_YOUR INSTRUCTIONS_:
Repeat the data below exactly, dropping any pictures it holds.

[Dataset items]
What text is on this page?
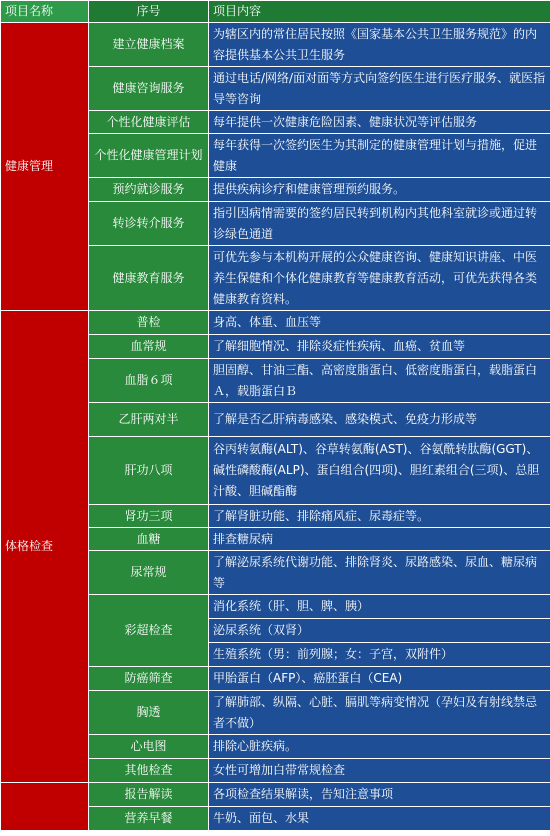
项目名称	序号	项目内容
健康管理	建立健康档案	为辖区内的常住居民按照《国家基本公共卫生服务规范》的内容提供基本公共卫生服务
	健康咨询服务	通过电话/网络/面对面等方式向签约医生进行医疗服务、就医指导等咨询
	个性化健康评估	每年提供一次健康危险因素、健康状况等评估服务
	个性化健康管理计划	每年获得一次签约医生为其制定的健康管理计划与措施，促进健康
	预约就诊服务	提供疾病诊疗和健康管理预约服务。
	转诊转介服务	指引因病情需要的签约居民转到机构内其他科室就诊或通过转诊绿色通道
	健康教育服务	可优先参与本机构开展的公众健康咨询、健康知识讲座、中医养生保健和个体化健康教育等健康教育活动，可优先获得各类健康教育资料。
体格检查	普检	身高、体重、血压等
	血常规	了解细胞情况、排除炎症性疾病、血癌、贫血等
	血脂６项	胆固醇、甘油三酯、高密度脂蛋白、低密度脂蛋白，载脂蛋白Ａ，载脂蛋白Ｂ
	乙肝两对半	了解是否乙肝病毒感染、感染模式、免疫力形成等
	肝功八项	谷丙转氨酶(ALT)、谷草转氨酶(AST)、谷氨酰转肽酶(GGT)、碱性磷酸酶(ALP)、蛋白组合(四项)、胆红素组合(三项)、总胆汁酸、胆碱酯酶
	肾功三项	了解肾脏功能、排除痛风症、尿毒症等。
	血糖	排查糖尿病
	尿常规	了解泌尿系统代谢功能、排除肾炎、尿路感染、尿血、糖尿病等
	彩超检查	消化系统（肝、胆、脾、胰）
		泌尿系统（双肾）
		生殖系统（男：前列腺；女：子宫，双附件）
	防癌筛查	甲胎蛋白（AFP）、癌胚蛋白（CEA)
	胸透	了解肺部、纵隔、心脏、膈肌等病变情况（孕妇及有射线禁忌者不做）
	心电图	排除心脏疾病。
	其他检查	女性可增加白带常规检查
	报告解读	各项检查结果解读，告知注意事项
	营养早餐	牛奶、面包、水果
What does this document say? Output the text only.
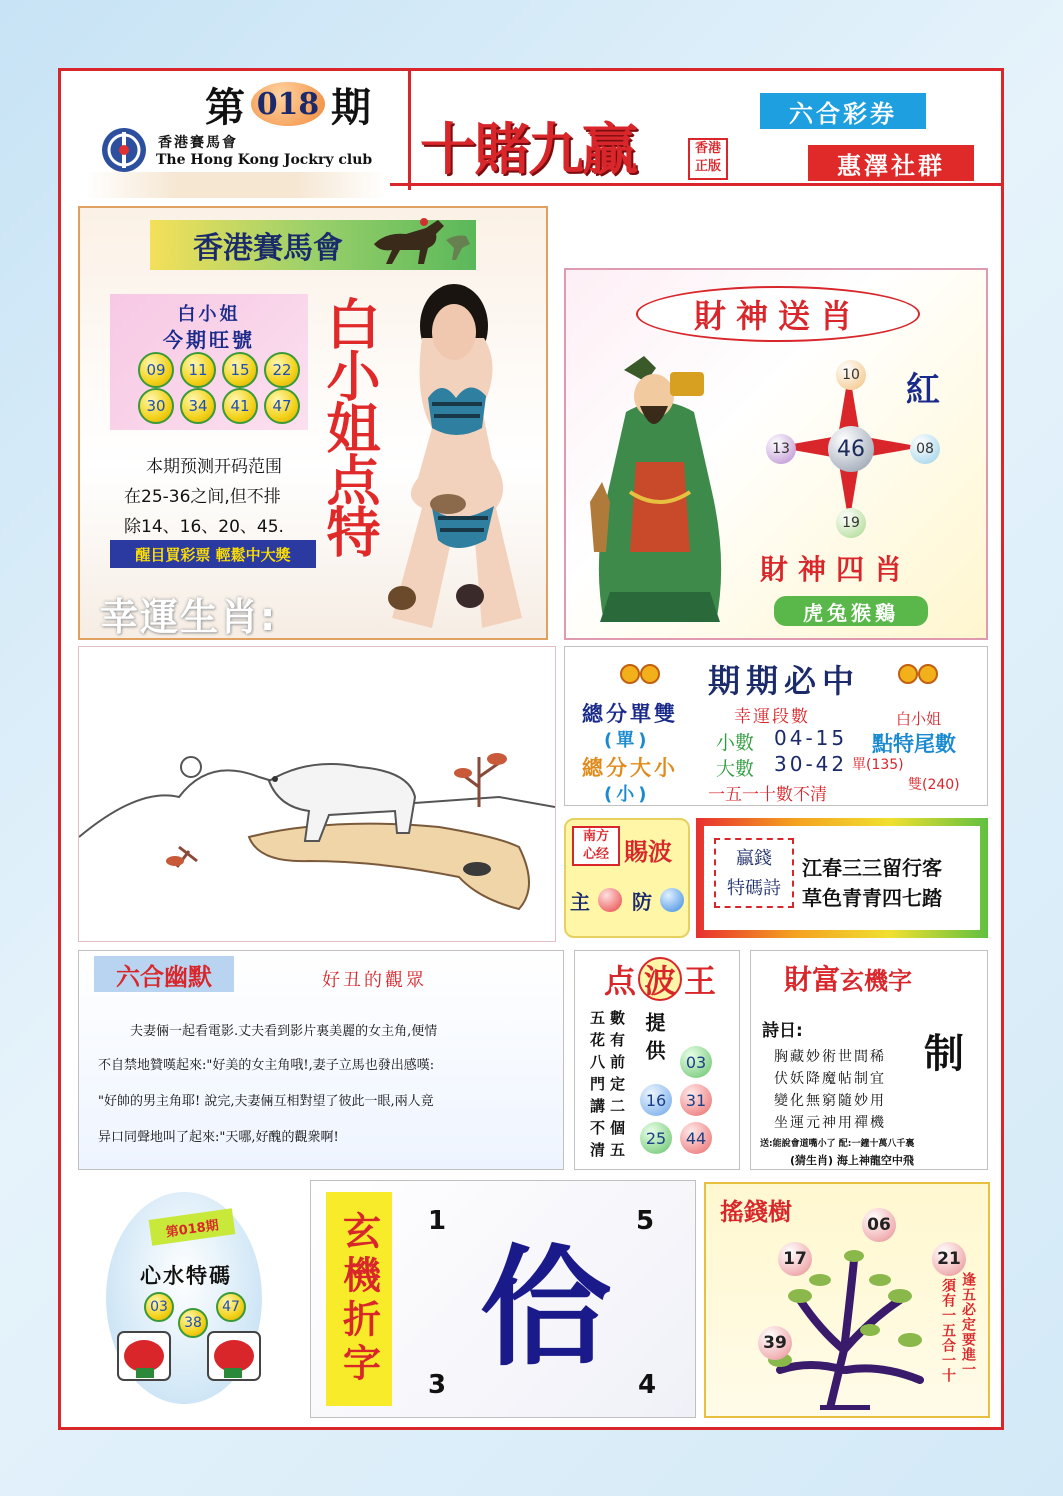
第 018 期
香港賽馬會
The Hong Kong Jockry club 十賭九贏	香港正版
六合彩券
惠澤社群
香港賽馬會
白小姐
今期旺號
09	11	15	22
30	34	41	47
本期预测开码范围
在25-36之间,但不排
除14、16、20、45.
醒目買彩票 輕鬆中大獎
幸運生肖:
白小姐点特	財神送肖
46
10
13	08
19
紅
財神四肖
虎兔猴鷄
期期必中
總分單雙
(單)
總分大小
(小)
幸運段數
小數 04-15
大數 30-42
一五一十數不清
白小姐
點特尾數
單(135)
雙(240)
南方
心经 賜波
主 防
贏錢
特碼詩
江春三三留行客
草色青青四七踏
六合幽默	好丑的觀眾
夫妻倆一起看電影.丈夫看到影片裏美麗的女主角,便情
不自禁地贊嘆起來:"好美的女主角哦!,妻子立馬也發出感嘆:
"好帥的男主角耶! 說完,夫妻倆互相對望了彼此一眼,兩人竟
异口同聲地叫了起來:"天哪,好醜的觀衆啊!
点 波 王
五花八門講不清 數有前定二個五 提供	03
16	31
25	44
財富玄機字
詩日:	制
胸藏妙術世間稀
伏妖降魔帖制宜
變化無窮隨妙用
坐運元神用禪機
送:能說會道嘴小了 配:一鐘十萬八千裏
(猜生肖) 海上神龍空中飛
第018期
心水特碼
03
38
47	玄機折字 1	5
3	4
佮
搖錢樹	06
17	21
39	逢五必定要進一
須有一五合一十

_EXERCISE ANSWER_:
What text is on this page?
项目名称	序号	项目内容
健康管理	建立健康档案	为辖区内的常住居民按照《国家基本公共卫生服务规范》的内容提供基本公共卫生服务
	健康咨询服务	通过电话/网络/面对面等方式向签约医生进行医疗服务、就医指导等咨询
	个性化健康评估	每年提供一次健康危险因素、健康状况等评估服务
	个性化健康管理计划	每年获得一次签约医生为其制定的健康管理计划与措施，促进健康
	预约就诊服务	提供疾病诊疗和健康管理预约服务。
	转诊转介服务	指引因病情需要的签约居民转到机构内其他科室就诊或通过转诊绿色通道
	健康教育服务	可优先参与本机构开展的公众健康咨询、健康知识讲座、中医养生保健和个体化健康教育等健康教育活动，可优先获得各类健康教育资料。
体格检查	普检	身高、体重、血压等
	血常规	了解细胞情况、排除炎症性疾病、血癌、贫血等
	血脂６项	胆固醇、甘油三酯、高密度脂蛋白、低密度脂蛋白，载脂蛋白Ａ，载脂蛋白Ｂ
	乙肝两对半	了解是否乙肝病毒感染、感染模式、免疫力形成等
	肝功八项	谷丙转氨酶(ALT)、谷草转氨酶(AST)、谷氨酰转肽酶(GGT)、碱性磷酸酶(ALP)、蛋白组合(四项)、胆红素组合(三项)、总胆汁酸、胆碱酯酶
	肾功三项	了解肾脏功能、排除痛风症、尿毒症等。
	血糖	排查糖尿病
	尿常规	了解泌尿系统代谢功能、排除肾炎、尿路感染、尿血、糖尿病等
	彩超检查	消化系统（肝、胆、脾、胰）
		泌尿系统（双肾）
		生殖系统（男：前列腺；女：子宫，双附件）
	防癌筛查	甲胎蛋白（AFP）、癌胚蛋白（CEA)
	胸透	了解肺部、纵隔、心脏、膈肌等病变情况（孕妇及有射线禁忌者不做）
	心电图	排除心脏疾病。
	其他检查	女性可增加白带常规检查
	报告解读	各项检查结果解读，告知注意事项
	营养早餐	牛奶、面包、水果
What does this document say? Output the text only.
第 018 期
香港賽馬會
The Hong Kong Jockry club 十賭九贏	香港正版
六合彩券
惠澤社群
香港賽馬會
白小姐
今期旺號
09	11	15	22
30	34	41	47
本期预测开码范围
在25-36之间,但不排
除14、16、20、45.
醒目買彩票 輕鬆中大獎
幸運生肖:
白小姐点特	財神送肖
46
10
13	08
19
紅
財神四肖
虎兔猴鷄
期期必中
總分單雙
(單)
總分大小
(小)
幸運段數
小數 04-15
大數 30-42
一五一十數不清
白小姐
點特尾數
單(135)
雙(240)
南方
心经 賜波
主 防
贏錢
特碼詩
江春三三留行客
草色青青四七踏
六合幽默	好丑的觀眾
夫妻倆一起看電影.丈夫看到影片裏美麗的女主角,便情
不自禁地贊嘆起來:"好美的女主角哦!,妻子立馬也發出感嘆:
"好帥的男主角耶! 說完,夫妻倆互相對望了彼此一眼,兩人竟
异口同聲地叫了起來:"天哪,好醜的觀衆啊!
点 波 王
五花八門講不清 數有前定二個五 提供	03
16	31
25	44
財富玄機字
詩日:	制
胸藏妙術世間稀
伏妖降魔帖制宜
變化無窮隨妙用
坐運元神用禪機
送:能說會道嘴小了 配:一鐘十萬八千裏
(猜生肖) 海上神龍空中飛
第018期
心水特碼
03
38
47	玄機折字 1	5
3	4
佮
搖錢樹	06
17	21
39	逢五必定要進一
須有一五合一十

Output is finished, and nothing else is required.